● **Dataset records**
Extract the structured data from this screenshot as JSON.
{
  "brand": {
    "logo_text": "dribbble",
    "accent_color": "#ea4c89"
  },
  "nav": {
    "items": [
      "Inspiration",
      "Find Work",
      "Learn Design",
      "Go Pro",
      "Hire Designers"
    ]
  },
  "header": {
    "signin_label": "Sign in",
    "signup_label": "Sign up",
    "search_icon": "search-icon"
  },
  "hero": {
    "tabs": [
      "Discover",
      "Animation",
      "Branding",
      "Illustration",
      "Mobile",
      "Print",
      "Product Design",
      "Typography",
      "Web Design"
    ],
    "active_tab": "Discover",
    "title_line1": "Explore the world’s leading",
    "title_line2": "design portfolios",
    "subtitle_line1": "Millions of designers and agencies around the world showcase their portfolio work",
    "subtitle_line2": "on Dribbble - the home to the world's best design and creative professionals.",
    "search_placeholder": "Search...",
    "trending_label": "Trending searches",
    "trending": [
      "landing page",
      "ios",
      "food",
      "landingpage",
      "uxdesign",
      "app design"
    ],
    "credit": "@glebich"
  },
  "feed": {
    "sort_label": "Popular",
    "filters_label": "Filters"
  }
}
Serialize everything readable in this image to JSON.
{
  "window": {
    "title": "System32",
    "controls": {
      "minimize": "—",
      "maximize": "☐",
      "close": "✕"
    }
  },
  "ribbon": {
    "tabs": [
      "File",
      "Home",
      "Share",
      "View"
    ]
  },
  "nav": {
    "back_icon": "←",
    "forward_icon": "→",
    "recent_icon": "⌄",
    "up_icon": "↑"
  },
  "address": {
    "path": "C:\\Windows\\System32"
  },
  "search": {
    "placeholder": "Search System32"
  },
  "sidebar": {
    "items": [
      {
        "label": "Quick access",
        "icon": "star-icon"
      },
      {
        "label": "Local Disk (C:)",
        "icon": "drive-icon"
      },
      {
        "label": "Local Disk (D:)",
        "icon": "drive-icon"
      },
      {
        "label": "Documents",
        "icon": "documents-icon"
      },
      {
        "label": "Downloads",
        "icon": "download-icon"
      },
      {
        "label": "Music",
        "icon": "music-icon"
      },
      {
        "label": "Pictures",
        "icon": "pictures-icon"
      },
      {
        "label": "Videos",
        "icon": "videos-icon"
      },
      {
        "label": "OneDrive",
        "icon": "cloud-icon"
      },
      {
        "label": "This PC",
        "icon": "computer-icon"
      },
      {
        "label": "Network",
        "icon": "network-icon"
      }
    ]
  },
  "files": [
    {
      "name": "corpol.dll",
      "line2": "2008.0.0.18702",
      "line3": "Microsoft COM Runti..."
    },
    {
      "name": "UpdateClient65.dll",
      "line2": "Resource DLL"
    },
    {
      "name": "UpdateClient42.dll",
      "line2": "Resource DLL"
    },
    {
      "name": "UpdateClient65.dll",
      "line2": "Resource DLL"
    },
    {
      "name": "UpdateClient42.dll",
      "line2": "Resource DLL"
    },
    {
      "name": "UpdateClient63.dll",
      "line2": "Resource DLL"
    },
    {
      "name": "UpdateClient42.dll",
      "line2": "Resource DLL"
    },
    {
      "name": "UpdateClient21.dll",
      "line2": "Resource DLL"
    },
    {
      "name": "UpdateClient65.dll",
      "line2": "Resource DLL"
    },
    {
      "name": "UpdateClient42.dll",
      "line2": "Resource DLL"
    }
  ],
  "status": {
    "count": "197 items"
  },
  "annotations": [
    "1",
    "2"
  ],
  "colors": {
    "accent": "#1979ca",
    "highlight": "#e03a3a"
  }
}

● **What to work on**
Look through the listing above. Pick out each line with "world" and copy it.

● **The output**
    "title_line1": "Explore the world’s leading",
    "subtitle_line1": "Millions of designers and agencies around the world showcase their portfolio work",
    "subtitle_line2": "on Dribbble - the home to the world's best design and creative professionals.",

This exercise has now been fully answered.